━━━━━ MATERIAL FOR THIS EXERCISE ━━━━━

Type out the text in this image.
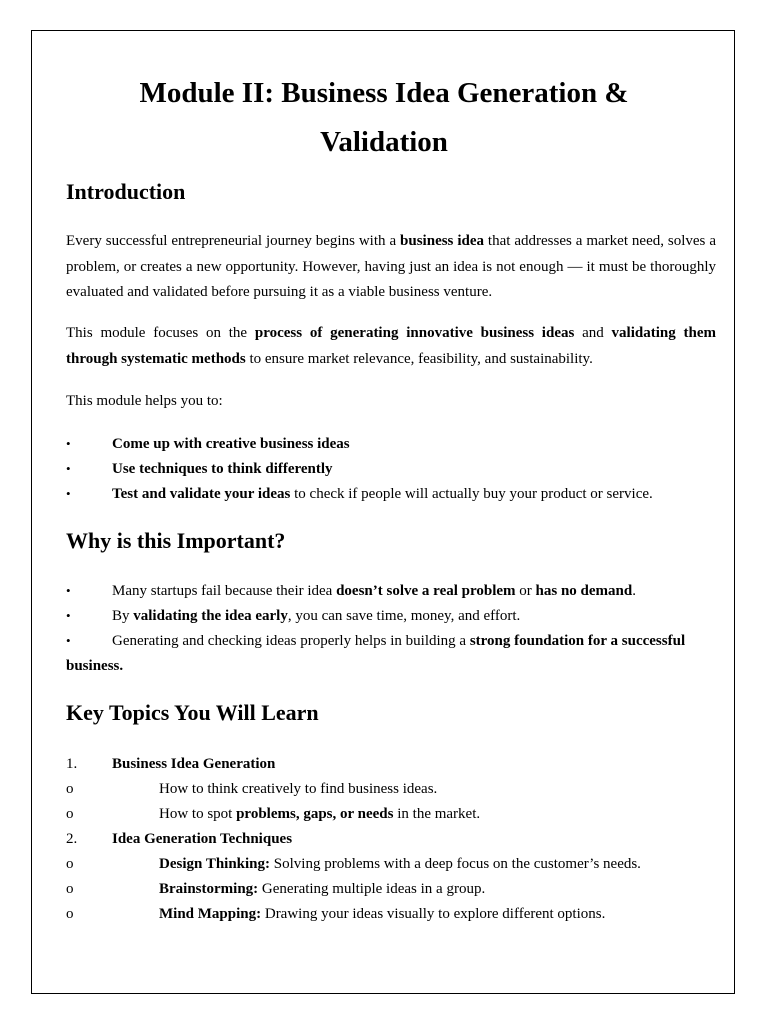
Module II: Business Idea Generation &
Validation
Introduction
Every successful entrepreneurial journey begins with a business idea that addresses a market need, solves a problem, or creates a new opportunity. However, having just an idea is not enough — it must be thoroughly evaluated and validated before pursuing it as a viable business venture.
This module focuses on the process of generating innovative business ideas and validating them through systematic methods to ensure market relevance, feasibility, and sustainability.
This module helps you to:
•	Come up with creative business ideas
•	Use techniques to think differently
•	Test and validate your ideas to check if people will actually buy your product or service.
Why is this Important?
•	Many startups fail because their idea doesn’t solve a real problem or has no demand.
•	By validating the idea early, you can save time, money, and effort.
•	Generating and checking ideas properly helps in building a strong foundation for a successful
business.
Key Topics You Will Learn
1. Business Idea Generation
o	How to think creatively to find business ideas.
o	How to spot problems, gaps, or needs in the market.
2. Idea Generation Techniques
o	Design Thinking: Solving problems with a deep focus on the customer’s needs.
o	Brainstorming: Generating multiple ideas in a group.
o	Mind Mapping: Drawing your ideas visually to explore different options.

━━━━━

WRITTEN EXERCISE: Transcribe the records above exactly as they appear, leaving out any pictures.

SOLUTION TO THE EXERCISE:
Type out the text in this image.
Module II: Business Idea Generation &
Validation
Introduction
Every successful entrepreneurial journey begins with a business idea that addresses a market need, solves a problem, or creates a new opportunity. However, having just an idea is not enough — it must be thoroughly evaluated and validated before pursuing it as a viable business venture.
This module focuses on the process of generating innovative business ideas and validating them through systematic methods to ensure market relevance, feasibility, and sustainability.
This module helps you to:
•	Come up with creative business ideas
•	Use techniques to think differently
•	Test and validate your ideas to check if people will actually buy your product or service.
Why is this Important?
•	Many startups fail because their idea doesn’t solve a real problem or has no demand.
•	By validating the idea early, you can save time, money, and effort.
•	Generating and checking ideas properly helps in building a strong foundation for a successful
business.
Key Topics You Will Learn
1. Business Idea Generation
o	How to think creatively to find business ideas.
o	How to spot problems, gaps, or needs in the market.
2. Idea Generation Techniques
o	Design Thinking: Solving problems with a deep focus on the customer’s needs.
o	Brainstorming: Generating multiple ideas in a group.
o	Mind Mapping: Drawing your ideas visually to explore different options.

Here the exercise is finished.